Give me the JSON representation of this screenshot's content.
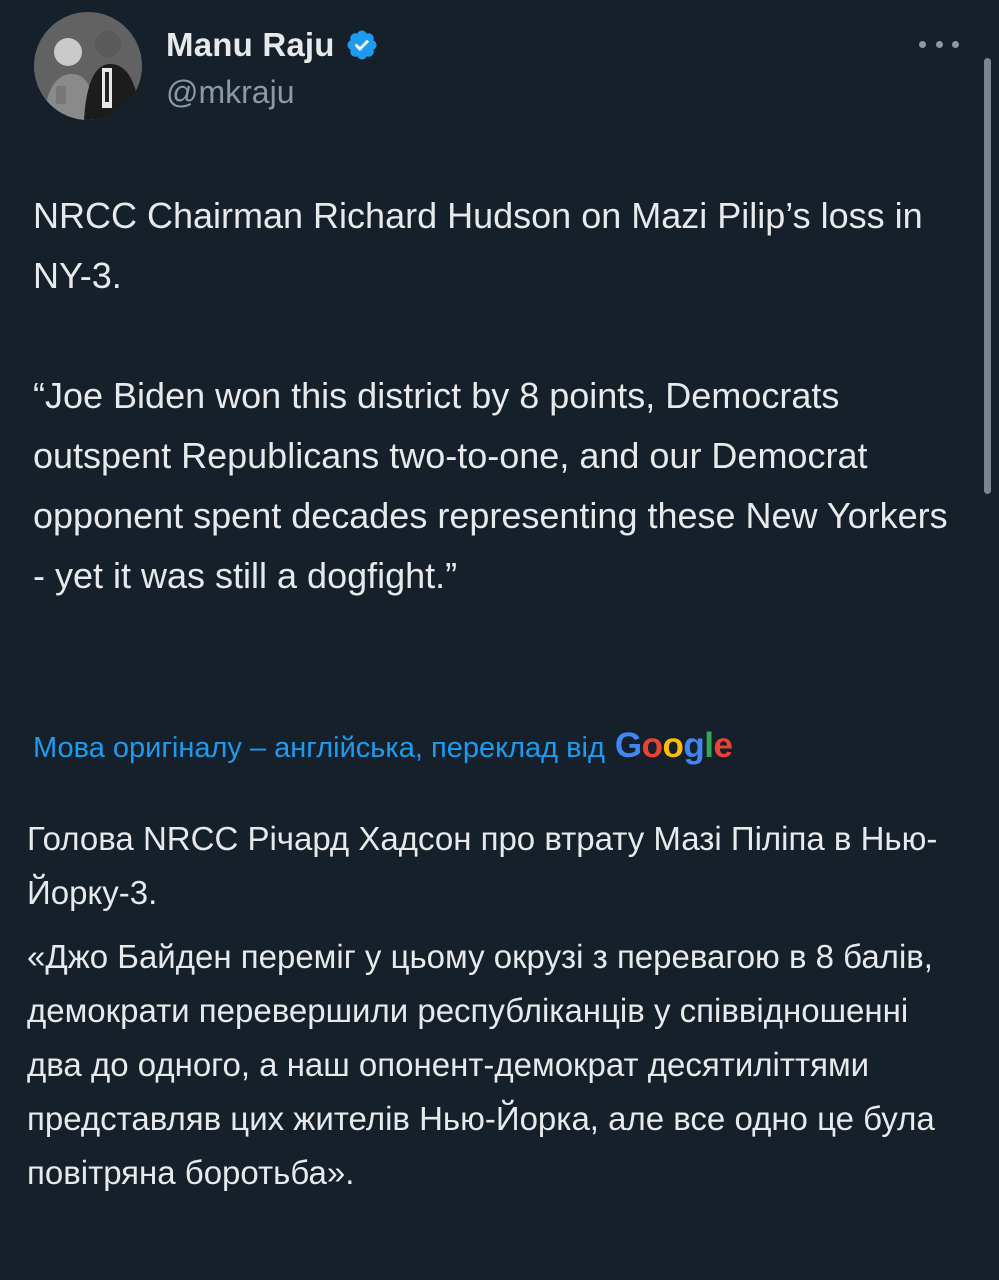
{
  "author": {
    "display_name": "Manu Raju",
    "handle": "@mkraju",
    "avatar_alt": "profile-photo"
  },
  "tweet": {
    "text": "NRCC Chairman Richard Hudson on Mazi Pilip’s loss in NY-3.\n\n“Joe Biden won this district by 8 points, Democrats outspent Republicans two-to-one, and our Democrat opponent spent decades representing these New Yorkers - yet it was still a dogfight.”"
  },
  "translation": {
    "label": "Мова оригіналу – англійська, переклад від",
    "provider": "Google",
    "paragraph_1": "Голова NRCC Річард Хадсон про втрату Мазі Пiліпа в Нью-Йорку-3.",
    "paragraph_2": "«Джо Байден переміг у цьому окрузі з перевагою в 8 балів, демократи перевершили республіканців у співвідношенні два до одного, а наш опонент-демократ десятиліттями представляв цих жителів Нью-Йорка, але все одно це була повітряна боротьба»."
  },
  "colors": {
    "background": "#15202b",
    "text": "#e7e9ea",
    "secondary": "#8b98a5",
    "accent": "#1d9bf0",
    "google_blue": "#4285f4",
    "google_red": "#ea4335",
    "google_yellow": "#fbbc05",
    "google_green": "#34a853"
  },
  "icons": {
    "verified": "verified-badge-icon",
    "more": "more-options-icon"
  }
}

####

• Task details: Give back all entries exactly. No pictures belong in the copy.

• Answer in full:
Give me the JSON representation of this screenshot's content.
{
  "author": {
    "display_name": "Manu Raju",
    "handle": "@mkraju",
    "avatar_alt": "profile-photo"
  },
  "tweet": {
    "text": "NRCC Chairman Richard Hudson on Mazi Pilip’s loss in NY-3.\n\n“Joe Biden won this district by 8 points, Democrats outspent Republicans two-to-one, and our Democrat opponent spent decades representing these New Yorkers - yet it was still a dogfight.”"
  },
  "translation": {
    "label": "Мова оригіналу – англійська, переклад від",
    "provider": "Google",
    "paragraph_1": "Голова NRCC Річард Хадсон про втрату Мазі Пiліпа в Нью-Йорку-3.",
    "paragraph_2": "«Джо Байден переміг у цьому окрузі з перевагою в 8 балів, демократи перевершили республіканців у співвідношенні два до одного, а наш опонент-демократ десятиліттями представляв цих жителів Нью-Йорка, але все одно це була повітряна боротьба»."
  },
  "colors": {
    "background": "#15202b",
    "text": "#e7e9ea",
    "secondary": "#8b98a5",
    "accent": "#1d9bf0",
    "google_blue": "#4285f4",
    "google_red": "#ea4335",
    "google_yellow": "#fbbc05",
    "google_green": "#34a853"
  },
  "icons": {
    "verified": "verified-badge-icon",
    "more": "more-options-icon"
  }
}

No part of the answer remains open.